## DATA SHOWN

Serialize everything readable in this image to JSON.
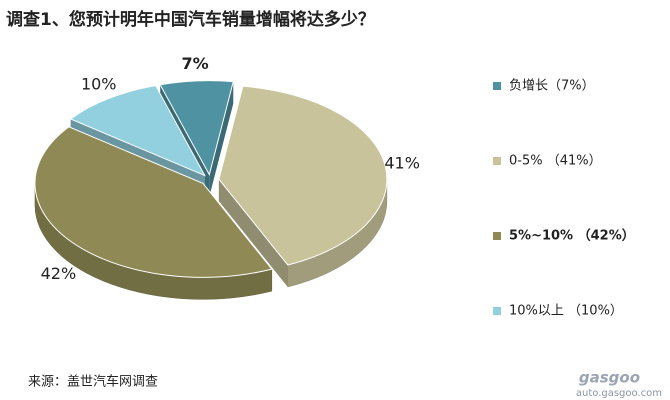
{
  "chart_data": {
    "type": "pie",
    "title": "调查1、您预计明年中国汽车销量增幅将达多少？",
    "categories": [
      "负增长（7%）",
      "0-5% （41%）",
      "5%~10% （42%）",
      "10%以上 （10%）"
    ],
    "values": [
      7,
      41,
      42,
      10
    ],
    "value_labels": [
      "7%",
      "41%",
      "42%",
      "10%"
    ],
    "colors": [
      "#4f93a3",
      "#c8c39b",
      "#8f8a55",
      "#92d0df"
    ],
    "legend": "right",
    "source": "来源：盖世汽车网调查",
    "watermark": [
      "gasgoo",
      "auto.gasgoo.com"
    ]
  }
}
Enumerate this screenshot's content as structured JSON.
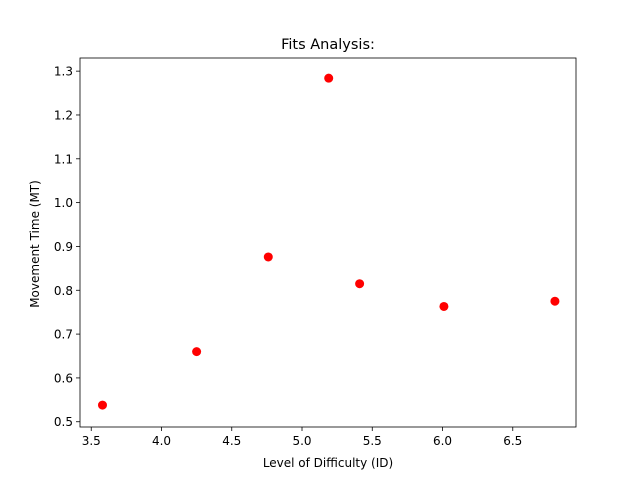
{
  "chart_data": {
    "type": "scatter",
    "title": "Fits Analysis:",
    "xlabel": "Level of Difficulty (ID)",
    "ylabel": "Movement Time (MT)",
    "xlim": [
      3.42,
      6.95
    ],
    "ylim": [
      0.488,
      1.33
    ],
    "xticks": [
      3.5,
      4.0,
      4.5,
      5.0,
      5.5,
      6.0,
      6.5
    ],
    "xtick_labels": [
      "3.5",
      "4.0",
      "4.5",
      "5.0",
      "5.5",
      "6.0",
      "6.5"
    ],
    "yticks": [
      0.5,
      0.6,
      0.7,
      0.8,
      0.9,
      1.0,
      1.1,
      1.2,
      1.3
    ],
    "ytick_labels": [
      "0.5",
      "0.6",
      "0.7",
      "0.8",
      "0.9",
      "1.0",
      "1.1",
      "1.2",
      "1.3"
    ],
    "grid": false,
    "marker_color": "#ff0000",
    "x": [
      3.58,
      4.25,
      4.76,
      5.19,
      5.41,
      6.01,
      6.8
    ],
    "y": [
      0.538,
      0.66,
      0.876,
      1.284,
      0.815,
      0.763,
      0.775
    ]
  }
}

## TASK
Reproduce each line exactly, please, except for any pictures.

## EXERCISE ANSWER
Serialize everything readable in this image to JSON.
{
  "chart_data": {
    "type": "pie",
    "title": "调查1、您预计明年中国汽车销量增幅将达多少？",
    "categories": [
      "负增长（7%）",
      "0-5% （41%）",
      "5%~10% （42%）",
      "10%以上 （10%）"
    ],
    "values": [
      7,
      41,
      42,
      10
    ],
    "value_labels": [
      "7%",
      "41%",
      "42%",
      "10%"
    ],
    "colors": [
      "#4f93a3",
      "#c8c39b",
      "#8f8a55",
      "#92d0df"
    ],
    "legend": "right",
    "source": "来源：盖世汽车网调查",
    "watermark": [
      "gasgoo",
      "auto.gasgoo.com"
    ]
  }
}
Enumerate this screenshot's content as structured JSON.
{
  "chart_data": {
    "type": "scatter",
    "title": "Fits Analysis:",
    "xlabel": "Level of Difficulty (ID)",
    "ylabel": "Movement Time (MT)",
    "xlim": [
      3.42,
      6.95
    ],
    "ylim": [
      0.488,
      1.33
    ],
    "xticks": [
      3.5,
      4.0,
      4.5,
      5.0,
      5.5,
      6.0,
      6.5
    ],
    "xtick_labels": [
      "3.5",
      "4.0",
      "4.5",
      "5.0",
      "5.5",
      "6.0",
      "6.5"
    ],
    "yticks": [
      0.5,
      0.6,
      0.7,
      0.8,
      0.9,
      1.0,
      1.1,
      1.2,
      1.3
    ],
    "ytick_labels": [
      "0.5",
      "0.6",
      "0.7",
      "0.8",
      "0.9",
      "1.0",
      "1.1",
      "1.2",
      "1.3"
    ],
    "grid": false,
    "marker_color": "#ff0000",
    "x": [
      3.58,
      4.25,
      4.76,
      5.19,
      5.41,
      6.01,
      6.8
    ],
    "y": [
      0.538,
      0.66,
      0.876,
      1.284,
      0.815,
      0.763,
      0.775
    ]
  }
}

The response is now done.